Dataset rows

+++

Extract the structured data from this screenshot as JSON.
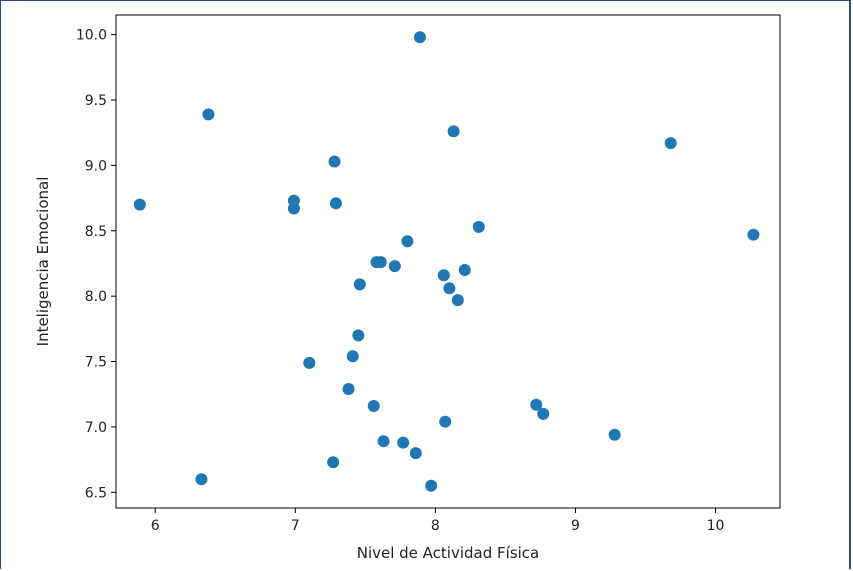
{
  "chart_data": {
    "type": "scatter",
    "xlabel": "Nivel de Actividad Física",
    "ylabel": "Inteligencia Emocional",
    "xlim": [
      5.72,
      10.46
    ],
    "ylim": [
      6.38,
      10.15
    ],
    "x_ticks": [
      "6",
      "7",
      "8",
      "9",
      "10"
    ],
    "y_ticks": [
      "6.5",
      "7.0",
      "7.5",
      "8.0",
      "8.5",
      "9.0",
      "9.5",
      "10.0"
    ],
    "grid": false,
    "marker_color": "#1f77b4",
    "points": [
      [
        5.89,
        8.7
      ],
      [
        6.38,
        9.39
      ],
      [
        6.33,
        6.6
      ],
      [
        6.99,
        8.73
      ],
      [
        6.99,
        8.67
      ],
      [
        7.1,
        7.49
      ],
      [
        7.28,
        9.03
      ],
      [
        7.29,
        8.71
      ],
      [
        7.27,
        6.73
      ],
      [
        7.38,
        7.29
      ],
      [
        7.41,
        7.54
      ],
      [
        7.45,
        7.7
      ],
      [
        7.46,
        8.09
      ],
      [
        7.56,
        7.16
      ],
      [
        7.58,
        8.26
      ],
      [
        7.61,
        8.26
      ],
      [
        7.63,
        6.89
      ],
      [
        7.71,
        8.23
      ],
      [
        7.77,
        6.88
      ],
      [
        7.8,
        8.42
      ],
      [
        7.86,
        6.8
      ],
      [
        7.89,
        9.98
      ],
      [
        7.97,
        6.55
      ],
      [
        8.06,
        8.16
      ],
      [
        8.07,
        7.04
      ],
      [
        8.1,
        8.06
      ],
      [
        8.13,
        9.26
      ],
      [
        8.16,
        7.97
      ],
      [
        8.21,
        8.2
      ],
      [
        8.31,
        8.53
      ],
      [
        8.72,
        7.17
      ],
      [
        8.77,
        7.1
      ],
      [
        9.28,
        6.94
      ],
      [
        9.68,
        9.17
      ],
      [
        10.27,
        8.47
      ]
    ]
  }
}
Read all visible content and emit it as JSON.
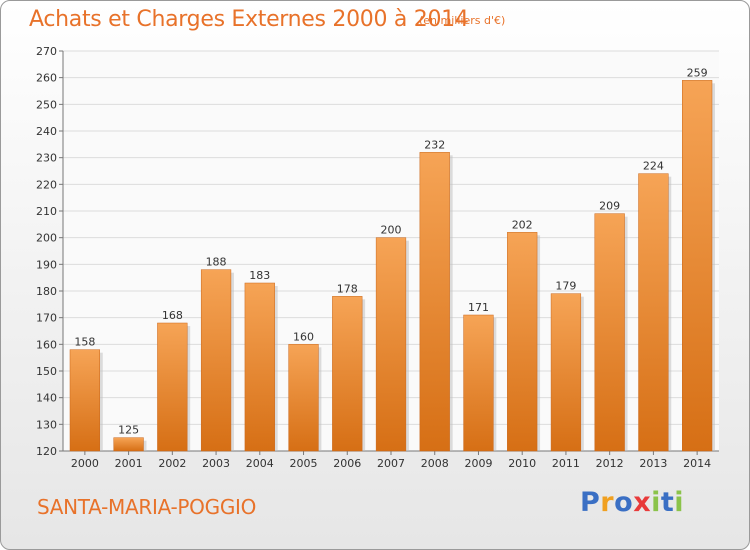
{
  "chart_data": {
    "type": "bar",
    "title": "Achats et Charges Externes 2000 à 2014",
    "subtitle": "(en milliers d'€)",
    "categories": [
      "2000",
      "2001",
      "2002",
      "2003",
      "2004",
      "2005",
      "2006",
      "2007",
      "2008",
      "2009",
      "2010",
      "2011",
      "2012",
      "2013",
      "2014"
    ],
    "values": [
      158,
      125,
      168,
      188,
      183,
      160,
      178,
      200,
      232,
      171,
      202,
      179,
      209,
      224,
      259
    ],
    "data_labels": [
      "158",
      "125",
      "168",
      "188",
      "183",
      "160",
      "178",
      "200",
      "232",
      "171",
      "202",
      "179",
      "209",
      "224",
      "259"
    ],
    "ylim": [
      120,
      270
    ],
    "yticks": [
      120,
      130,
      140,
      150,
      160,
      170,
      180,
      190,
      200,
      210,
      220,
      230,
      240,
      250,
      260,
      270
    ],
    "grid": true,
    "bar_color": "#e8822e",
    "xlabel": "",
    "ylabel": ""
  },
  "footer": {
    "place": "SANTA-MARIA-POGGIO",
    "logo_letters": [
      "P",
      "r",
      "o",
      "x",
      "i",
      "t",
      "i"
    ],
    "logo_colors": [
      "#3a6fc4",
      "#f0a020",
      "#3a6fc4",
      "#e83a3a",
      "#8bc34a",
      "#3a6fc4",
      "#8bc34a"
    ]
  },
  "colors": {
    "accent": "#e8722a"
  }
}
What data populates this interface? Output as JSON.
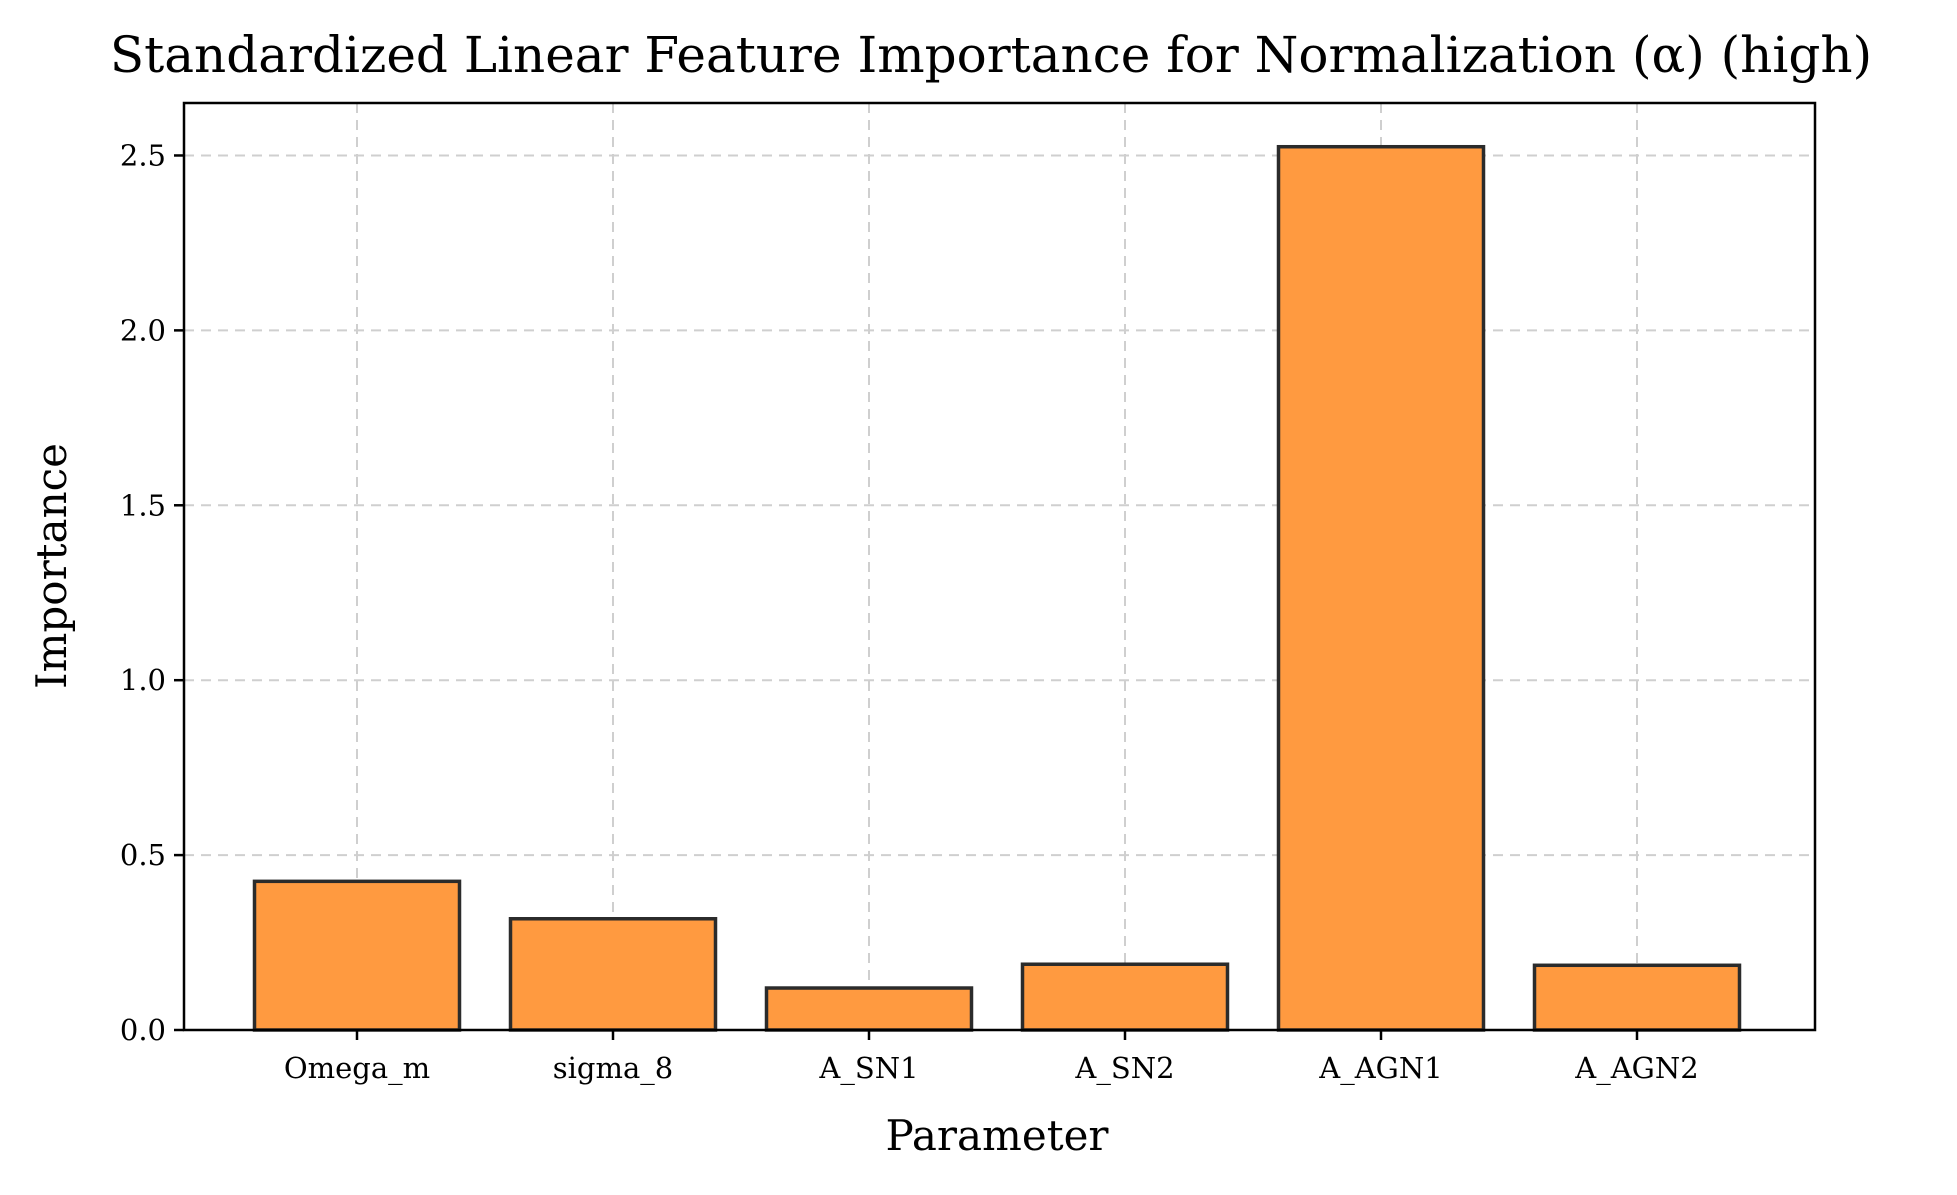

+++

WHAT YOU ARE ASKED TO DO
Without the pictures, restate all of the entries above verbatim.

EXERCISE SOLUTION
Extract the structured data from this screenshot as JSON.
{
  "chart_data": {
    "type": "scatter",
    "xlabel": "Nivel de Actividad Física",
    "ylabel": "Inteligencia Emocional",
    "xlim": [
      5.72,
      10.46
    ],
    "ylim": [
      6.38,
      10.15
    ],
    "x_ticks": [
      "6",
      "7",
      "8",
      "9",
      "10"
    ],
    "y_ticks": [
      "6.5",
      "7.0",
      "7.5",
      "8.0",
      "8.5",
      "9.0",
      "9.5",
      "10.0"
    ],
    "grid": false,
    "marker_color": "#1f77b4",
    "points": [
      [
        5.89,
        8.7
      ],
      [
        6.38,
        9.39
      ],
      [
        6.33,
        6.6
      ],
      [
        6.99,
        8.73
      ],
      [
        6.99,
        8.67
      ],
      [
        7.1,
        7.49
      ],
      [
        7.28,
        9.03
      ],
      [
        7.29,
        8.71
      ],
      [
        7.27,
        6.73
      ],
      [
        7.38,
        7.29
      ],
      [
        7.41,
        7.54
      ],
      [
        7.45,
        7.7
      ],
      [
        7.46,
        8.09
      ],
      [
        7.56,
        7.16
      ],
      [
        7.58,
        8.26
      ],
      [
        7.61,
        8.26
      ],
      [
        7.63,
        6.89
      ],
      [
        7.71,
        8.23
      ],
      [
        7.77,
        6.88
      ],
      [
        7.8,
        8.42
      ],
      [
        7.86,
        6.8
      ],
      [
        7.89,
        9.98
      ],
      [
        7.97,
        6.55
      ],
      [
        8.06,
        8.16
      ],
      [
        8.07,
        7.04
      ],
      [
        8.1,
        8.06
      ],
      [
        8.13,
        9.26
      ],
      [
        8.16,
        7.97
      ],
      [
        8.21,
        8.2
      ],
      [
        8.31,
        8.53
      ],
      [
        8.72,
        7.17
      ],
      [
        8.77,
        7.1
      ],
      [
        9.28,
        6.94
      ],
      [
        9.68,
        9.17
      ],
      [
        10.27,
        8.47
      ]
    ]
  }
}
Read all visible content and emit it as JSON.
{
  "chart_data": {
    "type": "bar",
    "title": "Achats et Charges Externes 2000 à 2014",
    "subtitle": "(en milliers d'€)",
    "categories": [
      "2000",
      "2001",
      "2002",
      "2003",
      "2004",
      "2005",
      "2006",
      "2007",
      "2008",
      "2009",
      "2010",
      "2011",
      "2012",
      "2013",
      "2014"
    ],
    "values": [
      158,
      125,
      168,
      188,
      183,
      160,
      178,
      200,
      232,
      171,
      202,
      179,
      209,
      224,
      259
    ],
    "data_labels": [
      "158",
      "125",
      "168",
      "188",
      "183",
      "160",
      "178",
      "200",
      "232",
      "171",
      "202",
      "179",
      "209",
      "224",
      "259"
    ],
    "ylim": [
      120,
      270
    ],
    "yticks": [
      120,
      130,
      140,
      150,
      160,
      170,
      180,
      190,
      200,
      210,
      220,
      230,
      240,
      250,
      260,
      270
    ],
    "grid": true,
    "bar_color": "#e8822e",
    "xlabel": "",
    "ylabel": ""
  },
  "footer": {
    "place": "SANTA-MARIA-POGGIO",
    "logo_letters": [
      "P",
      "r",
      "o",
      "x",
      "i",
      "t",
      "i"
    ],
    "logo_colors": [
      "#3a6fc4",
      "#f0a020",
      "#3a6fc4",
      "#e83a3a",
      "#8bc34a",
      "#3a6fc4",
      "#8bc34a"
    ]
  },
  "colors": {
    "accent": "#e8722a"
  }
}
What data populates this interface? Output as JSON.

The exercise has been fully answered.